▶ _記事_:

━━━━━━━━

図3に示す太陽光自家消費蓄電池システム5は、電力会社から供給された電気を、需要家の負荷設備51の仕様に合った電圧や周波数に変換する変換機器を搭載した高圧受電設備52を備えている。また、太陽光電池54で発電した電気を蓄電可能なバッテリ53を備えている。バッテリ53に蓄電された電気は、高圧受電設備52の変換機器を介して負荷設備51に給電することができる。したがって、太陽光電池54で発電された電力のうち余剰となった電力をバッテリ53に蓄電しておき、夜間などにバッテリ53から負荷設備51に給電することが可能である。
図3に示すバッテリ53は、充放電時における電流、端子電圧、外気温度(電池温度)を計測した結果を蓄積することが可能な管理装置55が接続されている。
【0022】
図3に示す管理装置55は、計測装置のデータを収集するように記憶することが可能な記憶部551、記憶部551の情報をもとに、判定条件を設定可能な判定条件設定部552、判定条件設定部552の情報をもとに、異常などについての判定を行う場合に利用可能なプロセッサなどの演算部553、演算部553における演算結果をもとに外部に出力可能な出力部554を備えている。なお、
図3に示す出力部554は、バッテリ53の充放電を停止するために用いられる信号を出力することができる。

━━━━━━━━

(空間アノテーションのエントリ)

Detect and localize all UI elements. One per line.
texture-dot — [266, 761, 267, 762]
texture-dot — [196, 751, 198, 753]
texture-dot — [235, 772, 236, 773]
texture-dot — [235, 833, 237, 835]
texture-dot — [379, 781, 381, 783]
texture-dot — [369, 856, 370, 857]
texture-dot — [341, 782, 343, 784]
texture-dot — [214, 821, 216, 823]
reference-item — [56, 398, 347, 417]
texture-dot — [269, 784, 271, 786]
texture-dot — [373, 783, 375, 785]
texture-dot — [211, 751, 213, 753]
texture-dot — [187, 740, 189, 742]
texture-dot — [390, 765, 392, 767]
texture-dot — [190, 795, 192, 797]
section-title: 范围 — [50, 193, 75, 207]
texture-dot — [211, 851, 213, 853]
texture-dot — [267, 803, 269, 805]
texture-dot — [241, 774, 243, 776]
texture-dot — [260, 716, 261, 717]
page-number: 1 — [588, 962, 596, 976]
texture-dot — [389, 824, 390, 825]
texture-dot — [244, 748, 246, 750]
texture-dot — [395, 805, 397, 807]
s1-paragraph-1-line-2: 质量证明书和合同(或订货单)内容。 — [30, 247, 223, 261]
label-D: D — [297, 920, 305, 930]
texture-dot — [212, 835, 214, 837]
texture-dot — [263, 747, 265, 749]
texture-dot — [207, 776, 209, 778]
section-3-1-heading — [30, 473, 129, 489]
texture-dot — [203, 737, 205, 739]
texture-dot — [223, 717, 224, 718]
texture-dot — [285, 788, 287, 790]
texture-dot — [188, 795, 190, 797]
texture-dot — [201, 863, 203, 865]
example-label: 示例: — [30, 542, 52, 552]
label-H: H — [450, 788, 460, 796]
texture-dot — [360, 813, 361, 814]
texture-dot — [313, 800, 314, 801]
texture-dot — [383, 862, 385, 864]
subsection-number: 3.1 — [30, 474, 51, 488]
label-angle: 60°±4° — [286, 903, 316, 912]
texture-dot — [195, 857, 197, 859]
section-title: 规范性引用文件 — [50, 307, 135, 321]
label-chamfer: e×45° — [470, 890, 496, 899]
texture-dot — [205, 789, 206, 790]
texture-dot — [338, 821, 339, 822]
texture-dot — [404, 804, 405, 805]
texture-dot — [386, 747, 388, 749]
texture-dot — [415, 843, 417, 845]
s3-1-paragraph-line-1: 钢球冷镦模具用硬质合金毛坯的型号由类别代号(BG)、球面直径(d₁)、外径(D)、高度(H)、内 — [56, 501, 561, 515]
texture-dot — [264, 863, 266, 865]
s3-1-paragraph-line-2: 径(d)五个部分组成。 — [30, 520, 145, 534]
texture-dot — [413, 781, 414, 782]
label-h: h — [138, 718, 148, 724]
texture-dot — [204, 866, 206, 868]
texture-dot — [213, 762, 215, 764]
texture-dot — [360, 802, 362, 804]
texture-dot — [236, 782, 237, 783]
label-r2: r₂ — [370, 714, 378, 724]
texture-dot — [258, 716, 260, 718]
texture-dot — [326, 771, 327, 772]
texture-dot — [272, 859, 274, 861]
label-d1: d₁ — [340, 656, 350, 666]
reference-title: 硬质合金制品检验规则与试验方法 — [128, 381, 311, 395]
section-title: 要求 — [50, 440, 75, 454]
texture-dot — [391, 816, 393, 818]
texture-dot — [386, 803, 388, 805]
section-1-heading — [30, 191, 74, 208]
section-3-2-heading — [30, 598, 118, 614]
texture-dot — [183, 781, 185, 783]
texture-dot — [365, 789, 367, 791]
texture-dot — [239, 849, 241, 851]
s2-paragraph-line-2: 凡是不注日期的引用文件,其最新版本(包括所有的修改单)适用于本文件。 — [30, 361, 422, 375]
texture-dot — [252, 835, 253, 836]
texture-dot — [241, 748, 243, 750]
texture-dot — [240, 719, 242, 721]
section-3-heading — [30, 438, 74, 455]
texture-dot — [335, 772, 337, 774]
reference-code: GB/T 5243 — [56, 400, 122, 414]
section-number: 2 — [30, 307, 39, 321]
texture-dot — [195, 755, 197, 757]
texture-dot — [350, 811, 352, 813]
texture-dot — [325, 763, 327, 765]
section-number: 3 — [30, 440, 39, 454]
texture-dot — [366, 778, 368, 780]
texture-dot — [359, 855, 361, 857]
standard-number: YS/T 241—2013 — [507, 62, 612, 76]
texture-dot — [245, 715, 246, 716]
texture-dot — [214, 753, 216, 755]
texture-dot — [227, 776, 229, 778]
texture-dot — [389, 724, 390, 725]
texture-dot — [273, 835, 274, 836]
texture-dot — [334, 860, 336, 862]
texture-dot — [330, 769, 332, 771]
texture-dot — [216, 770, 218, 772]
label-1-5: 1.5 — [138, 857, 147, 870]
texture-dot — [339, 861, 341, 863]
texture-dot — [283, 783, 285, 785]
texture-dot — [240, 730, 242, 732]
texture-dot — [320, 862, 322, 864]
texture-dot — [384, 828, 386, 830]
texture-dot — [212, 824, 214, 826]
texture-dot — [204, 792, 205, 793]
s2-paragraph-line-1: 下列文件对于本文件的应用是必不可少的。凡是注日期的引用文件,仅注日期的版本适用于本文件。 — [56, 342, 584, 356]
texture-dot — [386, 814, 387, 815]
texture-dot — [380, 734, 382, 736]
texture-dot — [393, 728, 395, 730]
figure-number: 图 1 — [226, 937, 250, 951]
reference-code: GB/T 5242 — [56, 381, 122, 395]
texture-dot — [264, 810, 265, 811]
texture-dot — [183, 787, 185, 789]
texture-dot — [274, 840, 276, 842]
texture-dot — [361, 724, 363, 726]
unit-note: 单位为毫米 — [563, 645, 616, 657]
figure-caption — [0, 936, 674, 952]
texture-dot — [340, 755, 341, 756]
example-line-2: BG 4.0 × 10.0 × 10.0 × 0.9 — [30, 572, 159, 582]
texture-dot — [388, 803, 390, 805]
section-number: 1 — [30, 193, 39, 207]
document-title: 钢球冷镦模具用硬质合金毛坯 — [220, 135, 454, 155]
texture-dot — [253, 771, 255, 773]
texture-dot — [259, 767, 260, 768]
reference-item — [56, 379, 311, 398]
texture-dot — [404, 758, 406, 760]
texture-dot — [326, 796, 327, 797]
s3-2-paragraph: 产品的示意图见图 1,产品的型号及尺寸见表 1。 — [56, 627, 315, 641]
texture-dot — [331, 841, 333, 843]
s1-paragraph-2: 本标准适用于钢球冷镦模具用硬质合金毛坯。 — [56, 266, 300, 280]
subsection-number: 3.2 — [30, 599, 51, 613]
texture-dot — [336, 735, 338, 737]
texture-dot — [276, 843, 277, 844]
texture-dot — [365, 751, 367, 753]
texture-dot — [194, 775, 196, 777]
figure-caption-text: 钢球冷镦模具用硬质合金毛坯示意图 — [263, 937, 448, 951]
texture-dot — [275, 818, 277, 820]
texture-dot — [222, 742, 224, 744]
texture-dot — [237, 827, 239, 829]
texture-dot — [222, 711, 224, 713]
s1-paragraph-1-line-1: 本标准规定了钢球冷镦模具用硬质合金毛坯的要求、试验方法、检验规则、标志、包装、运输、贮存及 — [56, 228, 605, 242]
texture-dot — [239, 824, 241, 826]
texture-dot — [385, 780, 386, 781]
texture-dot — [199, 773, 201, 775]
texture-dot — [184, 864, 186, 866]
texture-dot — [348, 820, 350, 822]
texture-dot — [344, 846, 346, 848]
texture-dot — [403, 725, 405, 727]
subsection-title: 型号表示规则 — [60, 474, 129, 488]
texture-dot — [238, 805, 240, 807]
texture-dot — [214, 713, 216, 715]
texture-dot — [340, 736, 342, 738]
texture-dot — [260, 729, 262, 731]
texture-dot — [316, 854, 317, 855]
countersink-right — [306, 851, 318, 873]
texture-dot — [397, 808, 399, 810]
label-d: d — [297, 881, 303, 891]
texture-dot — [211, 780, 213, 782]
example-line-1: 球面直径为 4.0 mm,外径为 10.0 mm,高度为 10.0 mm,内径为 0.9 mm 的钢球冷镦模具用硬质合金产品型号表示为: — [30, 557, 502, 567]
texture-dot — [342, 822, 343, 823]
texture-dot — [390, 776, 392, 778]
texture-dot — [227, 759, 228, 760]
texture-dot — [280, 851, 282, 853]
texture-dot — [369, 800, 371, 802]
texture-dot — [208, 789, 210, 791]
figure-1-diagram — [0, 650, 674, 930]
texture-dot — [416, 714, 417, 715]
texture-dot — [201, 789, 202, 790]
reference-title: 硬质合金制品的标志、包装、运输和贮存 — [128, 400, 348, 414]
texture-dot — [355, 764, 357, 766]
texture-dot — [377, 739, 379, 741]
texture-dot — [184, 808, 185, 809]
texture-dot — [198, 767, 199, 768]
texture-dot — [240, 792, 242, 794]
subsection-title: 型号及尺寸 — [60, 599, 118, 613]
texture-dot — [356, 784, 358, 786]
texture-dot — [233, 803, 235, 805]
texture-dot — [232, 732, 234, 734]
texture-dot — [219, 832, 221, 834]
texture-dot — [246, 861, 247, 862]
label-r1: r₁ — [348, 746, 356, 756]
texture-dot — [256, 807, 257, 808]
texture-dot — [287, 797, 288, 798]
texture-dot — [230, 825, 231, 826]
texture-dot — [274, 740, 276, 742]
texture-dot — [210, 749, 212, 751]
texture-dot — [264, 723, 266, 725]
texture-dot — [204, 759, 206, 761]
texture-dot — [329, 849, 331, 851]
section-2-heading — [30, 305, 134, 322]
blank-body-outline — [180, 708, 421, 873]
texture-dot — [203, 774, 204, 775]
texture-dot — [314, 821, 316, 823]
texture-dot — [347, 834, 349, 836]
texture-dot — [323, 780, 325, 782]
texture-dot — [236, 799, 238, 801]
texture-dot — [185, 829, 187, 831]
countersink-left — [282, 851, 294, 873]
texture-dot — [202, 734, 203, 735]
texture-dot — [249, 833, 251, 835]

━━━━━━━━

▶ _課題 1_:
この記事について答えてください。
(a) バッテリ53には、何で発電された電気が蓄電されますか?
(b) 管理装置55が蓄積できるのは、充放電時に何を計測した結果ですか?
(c) 出力部554が出力できる信号は、何のために用いられますか?
▶ _課題 2_:
エントリの先頭から始めて「texture-dot — [203, 737, 205, 739]」を含む行で終わる範囲を、その行も含め、空行を除いた番号付きリストとして並べてください。

▶ _想定解答 1_:
(a) 太陽光電池54で発電された電気です。
(b) 電流、端子電圧、外気温度(電池温度)です。
(c) バッテリ53の充放電を停止するために用いられます。

▶ _想定解答 2_:
1. Detect and localize all UI elements. One per line.
2. texture-dot — [266, 761, 267, 762]
3. texture-dot — [196, 751, 198, 753]
4. texture-dot — [235, 772, 236, 773]
5. texture-dot — [235, 833, 237, 835]
6. texture-dot — [379, 781, 381, 783]
7. texture-dot — [369, 856, 370, 857]
8. texture-dot — [341, 782, 343, 784]
9. texture-dot — [214, 821, 216, 823]
10. reference-item — [56, 398, 347, 417]
11. texture-dot — [269, 784, 271, 786]
12. texture-dot — [373, 783, 375, 785]
13. texture-dot — [211, 751, 213, 753]
14. texture-dot — [187, 740, 189, 742]
15. texture-dot — [390, 765, 392, 767]
16. texture-dot — [190, 795, 192, 797]
17. section-title: 范围 — [50, 193, 75, 207]
18. texture-dot — [211, 851, 213, 853]
19. texture-dot — [267, 803, 269, 805]
20. texture-dot — [241, 774, 243, 776]
21. texture-dot — [260, 716, 261, 717]
22. page-number: 1 — [588, 962, 596, 976]
23. texture-dot — [389, 824, 390, 825]
24. texture-dot — [244, 748, 246, 750]
25. texture-dot — [395, 805, 397, 807]
26. s1-paragraph-1-line-2: 质量证明书和合同(或订货单)内容。 — [30, 247, 223, 261]
27. label-D: D — [297, 920, 305, 930]
28. texture-dot — [212, 835, 214, 837]
29. texture-dot — [263, 747, 265, 749]
30. texture-dot — [207, 776, 209, 778]
31. section-3-1-heading — [30, 473, 129, 489]
32. texture-dot — [203, 737, 205, 739]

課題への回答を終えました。